# START OF Input

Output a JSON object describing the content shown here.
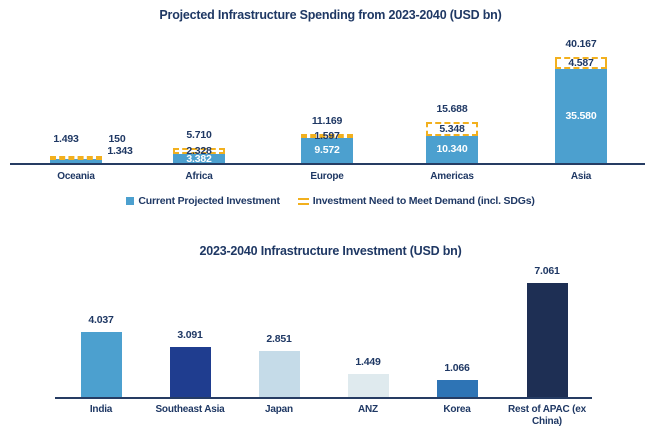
{
  "page": {
    "background": "#FFFFFF",
    "text_color": "#1F3864"
  },
  "chart_data": [
    {
      "type": "bar",
      "subtype": "stacked",
      "title": "Projected Infrastructure Spending from 2023-2040 (USD bn)",
      "categories": [
        "Oceania",
        "Africa",
        "Europe",
        "Americas",
        "Asia"
      ],
      "series": [
        {
          "name": "Current Projected Investment",
          "values": [
            1.343,
            3.382,
            9.572,
            10.34,
            35.58
          ],
          "labels": [
            "1.343",
            "3.382",
            "9.572",
            "10.340",
            "35.580"
          ],
          "color": "#4CA0CF",
          "marker": "square"
        },
        {
          "name": "Investment Need to Meet Demand (incl. SDGs)",
          "values": [
            0.15,
            2.328,
            1.597,
            5.348,
            4.587
          ],
          "labels": [
            "150",
            "2.328",
            "1.597",
            "5.348",
            "4.587"
          ],
          "color": "#F2B01E",
          "marker": "dashes"
        }
      ],
      "totals": {
        "values": [
          1.493,
          5.71,
          11.169,
          15.688,
          40.167
        ],
        "labels": [
          "1.493",
          "5.710",
          "11.169",
          "15.688",
          "40.167"
        ]
      },
      "legend_position": "bottom",
      "grid": false,
      "ylim": [
        0,
        42
      ]
    },
    {
      "type": "bar",
      "title": "2023-2040 Infrastructure Investment (USD bn)",
      "categories": [
        "India",
        "Southeast Asia",
        "Japan",
        "ANZ",
        "Korea",
        "Rest of APAC (ex China)"
      ],
      "values": [
        4.037,
        3.091,
        2.851,
        1.449,
        1.066,
        7.061
      ],
      "labels": [
        "4.037",
        "3.091",
        "2.851",
        "1.449",
        "1.066",
        "7.061"
      ],
      "bar_colors": [
        "#4CA0CF",
        "#1F3D8F",
        "#C5DBE8",
        "#DFEAEE",
        "#2E74B5",
        "#1E2F54"
      ],
      "legend_position": "none",
      "grid": false,
      "ylim": [
        0,
        7.5
      ]
    }
  ]
}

# END OF Input

▸ **Your objective**
All lines holding the word "Investment" should be picked out and copied.

▸ **Exercise result**
          "name": "Current Projected Investment",
          "name": "Investment Need to Meet Demand (incl. SDGs)",
      "title": "2023-2040 Infrastructure Investment (USD bn)",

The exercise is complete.